◆ **Your objective**
Search the material for "shift" and show all lines that contain it.

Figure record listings
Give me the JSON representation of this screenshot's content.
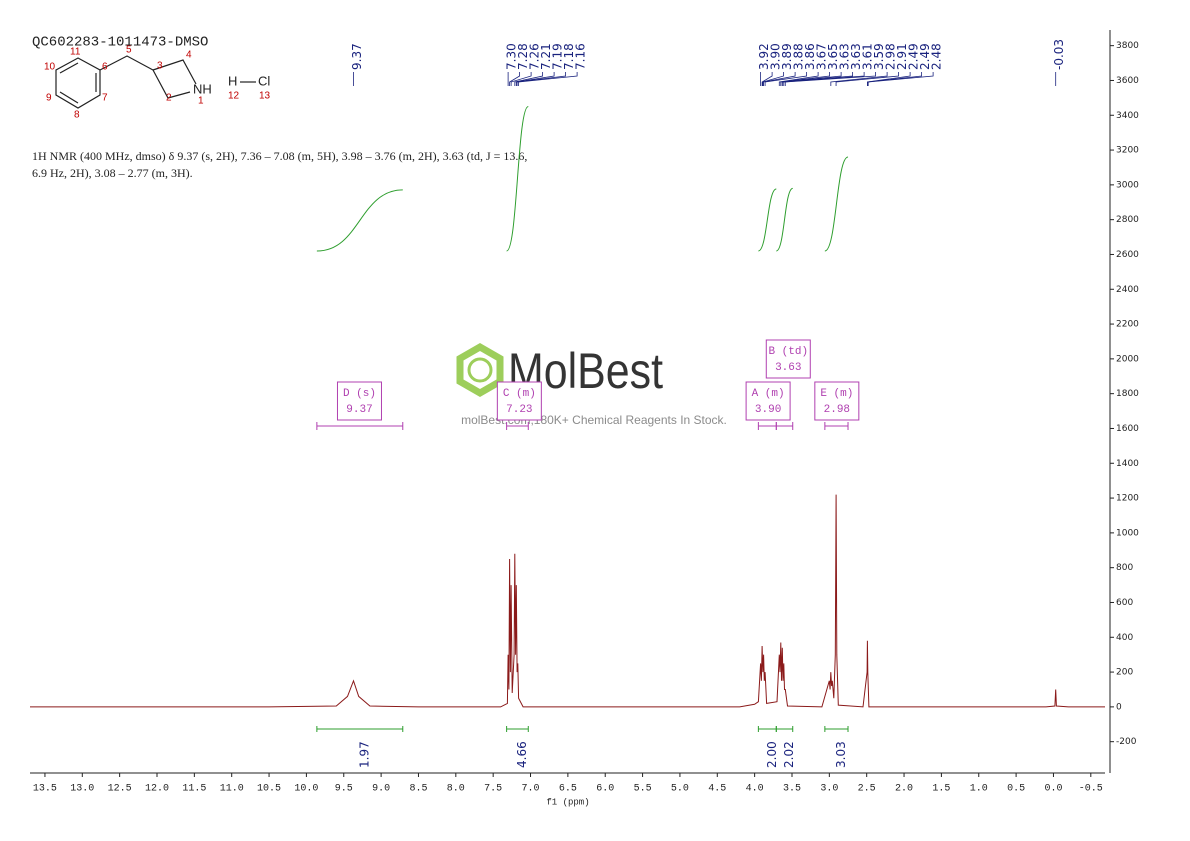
{
  "chart_data": {
    "type": "line",
    "title": "QC602283-1011473-DMSO",
    "description": [
      "1H NMR (400 MHz, dmso) δ 9.37 (s, 2H), 7.36 – 7.08 (m, 5H), 3.98 – 3.76 (m, 2H), 3.63 (td, J = 13.6,",
      "6.9 Hz, 2H), 3.08 – 2.77 (m, 3H)."
    ],
    "structure_labels": [
      "11",
      "5",
      "4",
      "10",
      "6",
      "3",
      "NH",
      "H",
      "Cl",
      "9",
      "7",
      "2",
      "1",
      "12",
      "13",
      "8"
    ],
    "watermark": [
      "MolBest",
      "molBest.com,180K+ Chemical Reagents In Stock."
    ],
    "xlabel": "f1 (ppm)",
    "xlim": [
      13.7,
      -0.69
    ],
    "ylim": [
      -380,
      3890
    ],
    "xticks": [
      13.5,
      {
        "value": 13,
        "label": "13.0"
      },
      12.5,
      {
        "value": 12,
        "label": "12.0"
      },
      11.5,
      {
        "value": 11,
        "label": "11.0"
      },
      10.5,
      {
        "value": 10,
        "label": "10.0"
      },
      9.5,
      {
        "value": 9,
        "label": "9.0"
      },
      8.5,
      {
        "value": 8,
        "label": "8.0"
      },
      7.5,
      {
        "value": 7,
        "label": "7.0"
      },
      6.5,
      {
        "value": 6,
        "label": "6.0"
      },
      5.5,
      {
        "value": 5,
        "label": "5.0"
      },
      4.5,
      {
        "value": 4,
        "label": "4.0"
      },
      3.5,
      {
        "value": 3,
        "label": "3.0"
      },
      2.5,
      {
        "value": 2,
        "label": "2.0"
      },
      1.5,
      {
        "value": 1,
        "label": "1.0"
      },
      0.5,
      {
        "value": 0,
        "label": "0.0"
      },
      -0.5
    ],
    "yticks": [
      -200,
      0,
      200,
      400,
      600,
      800,
      1000,
      1200,
      1400,
      1600,
      1800,
      2000,
      2200,
      2400,
      2600,
      2800,
      3000,
      3200,
      3400,
      3600,
      3800
    ],
    "color": "#8b1a1a",
    "x": [
      13.7,
      10.5,
      9.6,
      9.45,
      9.37,
      9.3,
      9.15,
      8.5,
      7.4,
      7.31,
      7.3,
      7.29,
      7.28,
      7.27,
      7.26,
      7.245,
      7.22,
      7.21,
      7.2,
      7.19,
      7.18,
      7.17,
      7.16,
      7.1,
      4.2,
      4.0,
      3.95,
      3.92,
      3.91,
      3.9,
      3.89,
      3.88,
      3.87,
      3.86,
      3.84,
      3.7,
      3.67,
      3.66,
      3.65,
      3.64,
      3.63,
      3.62,
      3.61,
      3.6,
      3.59,
      3.56,
      3.1,
      3.0,
      2.99,
      2.98,
      2.97,
      2.96,
      2.94,
      2.92,
      2.91,
      2.9,
      2.88,
      2.55,
      2.495,
      2.49,
      2.485,
      2.47,
      0.1,
      -0.02,
      -0.03,
      -0.04,
      -0.2,
      -0.69
    ],
    "values": [
      0,
      0,
      5,
      60,
      150,
      60,
      5,
      0,
      0,
      20,
      300,
      100,
      850,
      200,
      700,
      80,
      300,
      880,
      300,
      700,
      200,
      250,
      50,
      0,
      0,
      15,
      30,
      250,
      150,
      350,
      200,
      300,
      150,
      200,
      20,
      30,
      300,
      200,
      370,
      150,
      340,
      150,
      250,
      100,
      100,
      5,
      0,
      150,
      100,
      200,
      120,
      150,
      50,
      300,
      1220,
      300,
      10,
      0,
      200,
      380,
      200,
      0,
      0,
      5,
      100,
      5,
      0,
      0
    ],
    "peak_labels": [
      9.37,
      {
        "value": 7.3,
        "label": "7.30"
      },
      7.28,
      7.26,
      7.21,
      7.19,
      7.18,
      7.16,
      3.92,
      {
        "value": 3.9,
        "label": "3.90"
      },
      3.89,
      3.88,
      3.86,
      3.67,
      3.65,
      3.63,
      3.63,
      3.61,
      3.59,
      2.98,
      2.91,
      2.49,
      2.49,
      2.48,
      -0.03
    ],
    "integrals": [
      {
        "range": [
          9.86,
          8.71
        ],
        "value": 1.97
      },
      {
        "range": [
          7.32,
          7.03
        ],
        "value": 4.66
      },
      {
        "range": [
          3.95,
          3.71
        ],
        "value": {
          "value": 2,
          "label": "2.00"
        }
      },
      {
        "range": [
          3.71,
          3.49
        ],
        "value": 2.02
      },
      {
        "range": [
          3.06,
          2.75
        ],
        "value": 3.03
      }
    ],
    "multiplets": [
      {
        "label": "D (s)",
        "shift": 9.37,
        "range": [
          9.86,
          8.71
        ]
      },
      {
        "label": "C (m)",
        "shift": 7.23,
        "range": [
          7.32,
          7.03
        ]
      },
      {
        "label": "A (m)",
        "shift": {
          "value": 3.9,
          "label": "3.90"
        },
        "range": [
          3.95,
          3.71
        ]
      },
      {
        "label": "B (td)",
        "shift": 3.63,
        "range": [
          3.71,
          3.49
        ]
      },
      {
        "label": "E (m)",
        "shift": 2.98,
        "range": [
          3.06,
          2.75
        ]
      }
    ]
  }
}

◆ **Finished task**
        "shift": 9.37,
        "shift": 7.23,
        "shift": {
        "shift": 3.63,
        "shift": 2.98,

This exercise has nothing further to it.